▸ **WORK REQUIRED**
Print the entries below word for word; the pictures stay out of your copy.

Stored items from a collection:
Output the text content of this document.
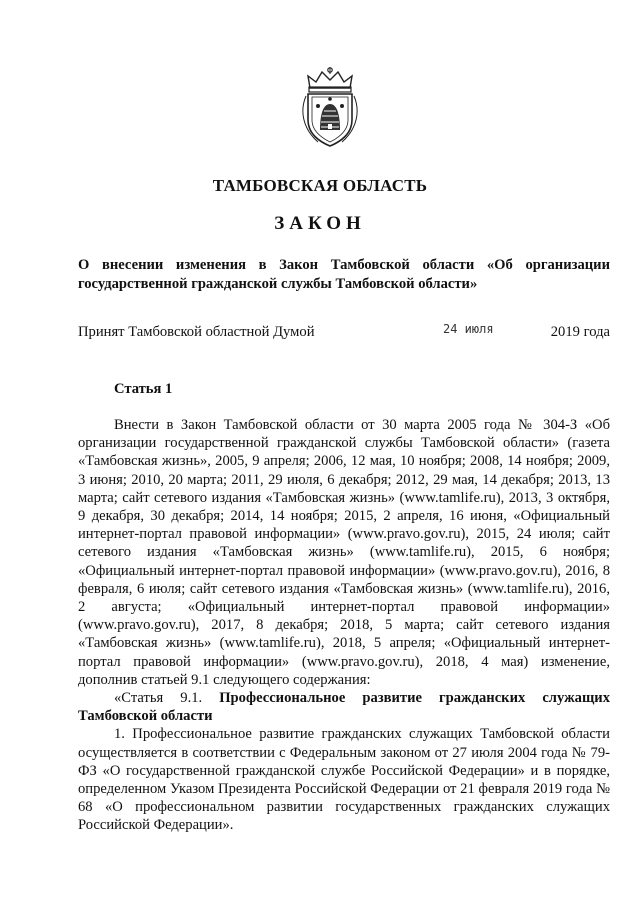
ТАМБОВСКАЯ ОБЛАСТЬ
ЗАКОН
О внесении изменения в Закон Тамбовской области «Об организации государственной гражданской службы Тамбовской области»
Принят Тамбовской областной Думой	24 июля	2019 года
Статья 1

Внести в Закон Тамбовской области от 30 марта 2005 года № 304-З «Об организации государственной гражданской службы Тамбовской области» (газета «Тамбовская жизнь», 2005, 9 апреля; 2006, 12 мая, 10 ноября; 2008, 14 ноября; 2009, 3 июня; 2010, 20 марта; 2011, 29 июля, 6 декабря; 2012, 29 мая, 14 декабря; 2013, 13 марта; сайт сетевого издания «Тамбовская жизнь» (www.tamlife.ru), 2013, 3 октября, 9 декабря, 30 декабря; 2014, 14 ноября; 2015, 2 апреля, 16 июня, «Официальный интернет-портал правовой информации» (www.pravo.gov.ru), 2015, 24 июля; сайт сетевого издания «Тамбовская жизнь» (www.tamlife.ru), 2015, 6 ноября; «Официальный интернет-портал правовой информации» (www.pravo.gov.ru), 2016, 8 февраля, 6 июля; сайт сетевого издания «Тамбовская жизнь» (www.tamlife.ru), 2016, 2 августа; «Официальный интернет-портал правовой информации» (www.pravo.gov.ru), 2017, 8 декабря; 2018, 5 марта; сайт сетевого издания «Тамбовская жизнь» (www.tamlife.ru), 2018, 5 апреля; «Официальный интернет-портал правовой информации» (www.pravo.gov.ru), 2018, 4 мая) изменение, дополнив статьей 9.1 следующего содержания:

«Статья 9.1. Профессиональное развитие гражданских служащих Тамбовской области

1. Профессиональное развитие гражданских служащих Тамбовской области осуществляется в соответствии с Федеральным законом от 27 июля 2004 года № 79-ФЗ «О государственной гражданской службе Российской Федерации» и в порядке, определенном Указом Президента Российской Федерации от 21 февраля 2019 года № 68 «О профессиональном развитии государственных гражданских служащих Российской Федерации».
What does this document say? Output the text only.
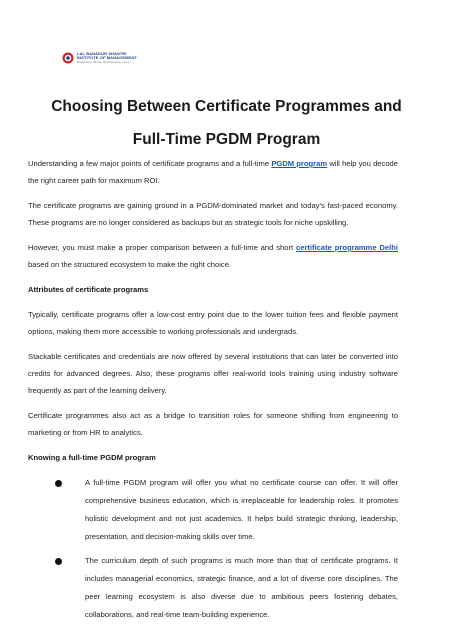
LAL BAHADUR SHASTRI
INSTITUTE OF MANAGEMENT
Enlightens Minds, Empowering Lives
Choosing Between Certificate Programmes and
Full-Time PGDM Program

Understanding a few major points of certificate programs and a full-time PGDM program will help you decode the right career path for maximum ROI.

The certificate programs are gaining ground in a PGDM-dominated market and today’s fast-paced economy. These programs are no longer considered as backups but as strategic tools for niche upskilling.

However, you must make a proper comparison between a full-time and short certificate programme Delhi based on the structured ecosystem to make the right choice.

Attributes of certificate programs

Typically, certificate programs offer a low-cost entry point due to the lower tuition fees and flexible payment options, making them more accessible to working professionals and undergrads.

Stackable certificates and credentials are now offered by several institutions that can later be converted into credits for advanced degrees. Also, these programs offer real-world tools training using industry software frequently as part of the learning delivery.

Certificate programmes also act as a bridge to transition roles for someone shifting from engineering to marketing or from HR to analytics.

Knowing a full-time PGDM program
A full-time PGDM program will offer you what no certificate course can offer. It will offer comprehensive business education, which is irreplaceable for leadership roles. It promotes holistic development and not just academics. It helps build strategic thinking, leadership, presentation, and decision-making skills over time.
The curriculum depth of such programs is much more than that of certificate programs. It includes managerial economics, strategic finance, and a lot of diverse core disciplines. The peer learning ecosystem is also diverse due to ambitious peers fostering debates, collaborations, and real-time team-building experience.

▸ **SOLUTION TO THIS EXERCISE**
Output the text content of this document.
ТАМБОВСКАЯ ОБЛАСТЬ
ЗАКОН
О внесении изменения в Закон Тамбовской области «Об организации государственной гражданской службы Тамбовской области»
Принят Тамбовской областной Думой	24 июля	2019 года
Статья 1

Внести в Закон Тамбовской области от 30 марта 2005 года № 304-З «Об организации государственной гражданской службы Тамбовской области» (газета «Тамбовская жизнь», 2005, 9 апреля; 2006, 12 мая, 10 ноября; 2008, 14 ноября; 2009, 3 июня; 2010, 20 марта; 2011, 29 июля, 6 декабря; 2012, 29 мая, 14 декабря; 2013, 13 марта; сайт сетевого издания «Тамбовская жизнь» (www.tamlife.ru), 2013, 3 октября, 9 декабря, 30 декабря; 2014, 14 ноября; 2015, 2 апреля, 16 июня, «Официальный интернет-портал правовой информации» (www.pravo.gov.ru), 2015, 24 июля; сайт сетевого издания «Тамбовская жизнь» (www.tamlife.ru), 2015, 6 ноября; «Официальный интернет-портал правовой информации» (www.pravo.gov.ru), 2016, 8 февраля, 6 июля; сайт сетевого издания «Тамбовская жизнь» (www.tamlife.ru), 2016, 2 августа; «Официальный интернет-портал правовой информации» (www.pravo.gov.ru), 2017, 8 декабря; 2018, 5 марта; сайт сетевого издания «Тамбовская жизнь» (www.tamlife.ru), 2018, 5 апреля; «Официальный интернет-портал правовой информации» (www.pravo.gov.ru), 2018, 4 мая) изменение, дополнив статьей 9.1 следующего содержания:

«Статья 9.1. Профессиональное развитие гражданских служащих Тамбовской области

1. Профессиональное развитие гражданских служащих Тамбовской области осуществляется в соответствии с Федеральным законом от 27 июля 2004 года № 79-ФЗ «О государственной гражданской службе Российской Федерации» и в порядке, определенном Указом Президента Российской Федерации от 21 февраля 2019 года № 68 «О профессиональном развитии государственных гражданских служащих Российской Федерации».
What does this document say? Output the text only.
LAL BAHADUR SHASTRI
INSTITUTE OF MANAGEMENT
Enlightens Minds, Empowering Lives
Choosing Between Certificate Programmes and
Full-Time PGDM Program

Understanding a few major points of certificate programs and a full-time PGDM program will help you decode the right career path for maximum ROI.

The certificate programs are gaining ground in a PGDM-dominated market and today’s fast-paced economy. These programs are no longer considered as backups but as strategic tools for niche upskilling.

However, you must make a proper comparison between a full-time and short certificate programme Delhi based on the structured ecosystem to make the right choice.

Attributes of certificate programs

Typically, certificate programs offer a low-cost entry point due to the lower tuition fees and flexible payment options, making them more accessible to working professionals and undergrads.

Stackable certificates and credentials are now offered by several institutions that can later be converted into credits for advanced degrees. Also, these programs offer real-world tools training using industry software frequently as part of the learning delivery.

Certificate programmes also act as a bridge to transition roles for someone shifting from engineering to marketing or from HR to analytics.

Knowing a full-time PGDM program
A full-time PGDM program will offer you what no certificate course can offer. It will offer comprehensive business education, which is irreplaceable for leadership roles. It promotes holistic development and not just academics. It helps build strategic thinking, leadership, presentation, and decision-making skills over time.
The curriculum depth of such programs is much more than that of certificate programs. It includes managerial economics, strategic finance, and a lot of diverse core disciplines. The peer learning ecosystem is also diverse due to ambitious peers fostering debates, collaborations, and real-time team-building experience.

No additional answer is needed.